*TASK OBJECTIVE*
List the rows below as a JSON array of strings, one string per line and no blank lines, running from the line that contains "274, 932, 310]" through the line that contains "1130, 453, 1196]".

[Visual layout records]
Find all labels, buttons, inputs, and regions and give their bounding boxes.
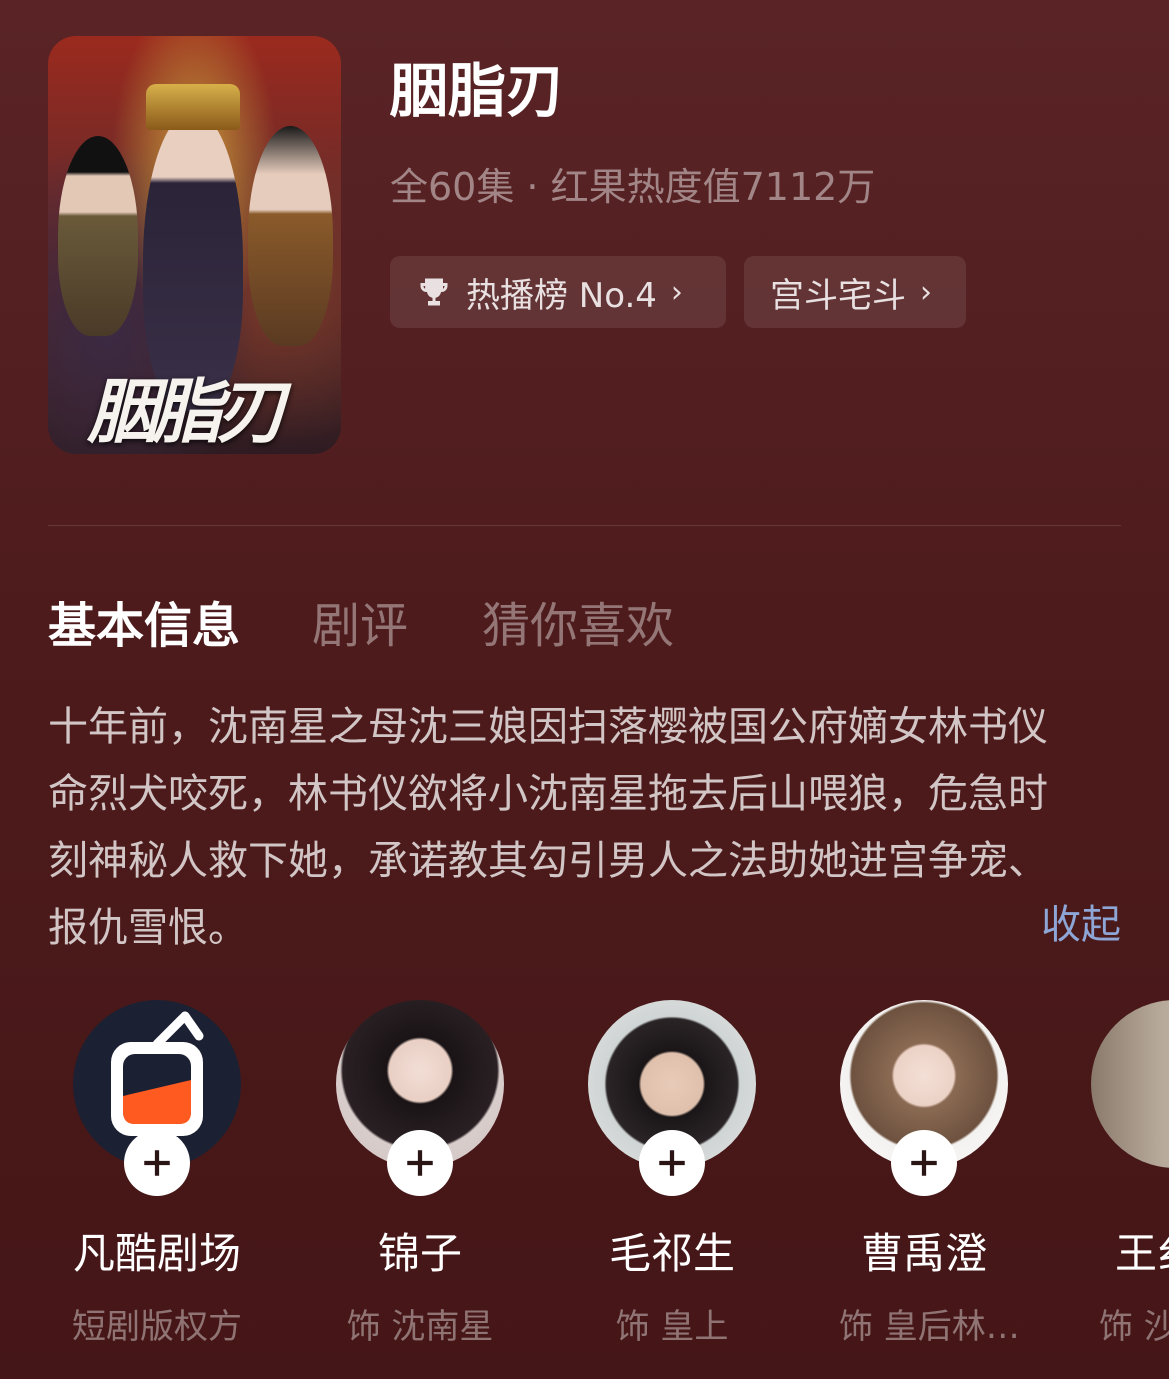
chevron-right-icon: ›	[920, 274, 932, 310]
cast-role: 饰 皇上	[615, 1307, 729, 1347]
synopsis-line: 报仇雪恨。	[48, 905, 248, 951]
follow-plus-button[interactable]	[124, 1130, 190, 1196]
chevron-right-icon: ›	[670, 274, 683, 310]
follow-plus-button[interactable]	[639, 1130, 705, 1196]
show-title: 胭脂刃	[390, 57, 565, 125]
tab-recommendations[interactable]: 猜你喜欢	[482, 586, 674, 656]
synopsis-line: 十年前，沈南星之母沈三娘因扫落樱被国公府嫡女林书仪	[48, 704, 1048, 750]
synopsis-line: 刻神秘人救下她，承诺教其勾引男人之法助她进宫争宠、	[48, 838, 1048, 884]
cast-name: 毛祁生	[608, 1229, 735, 1278]
avatar[interactable]	[840, 1000, 1008, 1196]
cast-role: 短剧版权方	[72, 1307, 242, 1347]
avatar[interactable]	[588, 1000, 756, 1196]
genre-chip-label: 宫斗宅斗	[770, 275, 906, 316]
divider	[48, 525, 1121, 526]
cast-name: 锦子	[377, 1229, 462, 1278]
poster-image[interactable]: 胭脂刃	[48, 36, 341, 454]
collapse-link[interactable]: 收起	[1041, 892, 1121, 950]
cast-item[interactable]: 锦子 饰 沈南星	[335, 1000, 505, 1348]
plus-icon	[659, 1150, 685, 1176]
follow-plus-button[interactable]	[387, 1130, 453, 1196]
tab-basic-info[interactable]: 基本信息	[48, 586, 240, 656]
ranking-chip-label: 热播榜 No.4	[466, 275, 657, 316]
cast-role: 饰 沙	[1099, 1307, 1169, 1347]
avatar[interactable]	[73, 1000, 241, 1196]
synopsis: 十年前，沈南星之母沈三娘因扫落樱被国公府嫡女林书仪 命烈犬咬死，林书仪欲将小沈南…	[48, 694, 1120, 962]
cast-role: 饰 皇后林…	[839, 1307, 1020, 1347]
actor-photo	[1091, 1000, 1169, 1168]
avatar[interactable]	[336, 1000, 504, 1196]
poster-title: 胭脂刃	[88, 370, 286, 453]
cast-item[interactable]: 王纟 饰 沙	[1091, 1000, 1169, 1348]
plus-icon	[911, 1150, 937, 1176]
tab-reviews[interactable]: 剧评	[312, 586, 408, 656]
show-meta: 全60集 · 红果热度值7112万	[390, 165, 876, 209]
trophy-icon	[420, 278, 448, 306]
poster-crown	[146, 84, 240, 130]
cast-item[interactable]: 曹禹澄 饰 皇后林…	[839, 1000, 1020, 1348]
follow-plus-button[interactable]	[891, 1130, 957, 1196]
cast-name: 凡酷剧场	[72, 1229, 241, 1278]
cast-role: 饰 沈南星	[346, 1307, 494, 1347]
synopsis-line: 命烈犬咬死，林书仪欲将小沈南星拖去后山喂狼，危急时	[48, 771, 1048, 817]
cast-name: 曹禹澄	[860, 1229, 987, 1278]
avatar[interactable]	[1091, 1000, 1169, 1168]
cast-item[interactable]: 毛祁生 饰 皇上	[587, 1000, 757, 1348]
cast-item[interactable]: 凡酷剧场 短剧版权方	[72, 1000, 242, 1348]
plus-icon	[144, 1150, 170, 1176]
genre-chip[interactable]: 宫斗宅斗 ›	[744, 256, 966, 328]
poster-figure-left	[58, 136, 138, 336]
poster-figure-right	[248, 126, 333, 346]
cast-name: 王纟	[1115, 1229, 1169, 1278]
ranking-chip[interactable]: 热播榜 No.4 ›	[390, 256, 726, 328]
plus-icon	[407, 1150, 433, 1176]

*RESULT BELOW*
[
  "chevron-right-icon: ›\t[920, 274, 932, 310]",
  "cast-role: 饰 皇上\t[615, 1307, 729, 1347]",
  "synopsis-line: 报仇雪恨。\t[48, 905, 248, 951]",
  "follow-plus-button[interactable]\t[124, 1130, 190, 1196]",
  "chevron-right-icon: ›\t[670, 274, 683, 310]",
  "follow-plus-button[interactable]\t[639, 1130, 705, 1196]",
  "show-title: 胭脂刃\t[390, 57, 565, 125]",
  "tab-recommendations[interactable]: 猜你喜欢\t[482, 586, 674, 656]",
  "synopsis-line: 十年前，沈南星之母沈三娘因扫落樱被国公府嫡女林书仪\t[48, 704, 1048, 750]",
  "synopsis-line: 刻神秘人救下她，承诺教其勾引男人之法助她进宫争宠、\t[48, 838, 1048, 884]",
  "cast-name: 毛祁生\t[608, 1229, 735, 1278]",
  "avatar[interactable]\t[840, 1000, 1008, 1196]",
  "cast-role: 短剧版权方\t[72, 1307, 242, 1347]",
  "avatar[interactable]\t[588, 1000, 756, 1196]",
  "genre-chip-label: 宫斗宅斗\t[770, 275, 906, 316]",
  "divider\t[48, 525, 1121, 526]",
  "cast-name: 锦子\t[377, 1229, 462, 1278]",
  "poster-image[interactable]: 胭脂刃\t[48, 36, 341, 454]",
  "collapse-link[interactable]: 收起\t[1041, 892, 1121, 950]",
  "cast-item[interactable]: 锦子 饰 沈南星\t[335, 1000, 505, 1348]",
  "plus-icon\t[659, 1150, 685, 1176]",
  "follow-plus-button[interactable]\t[387, 1130, 453, 1196]"
]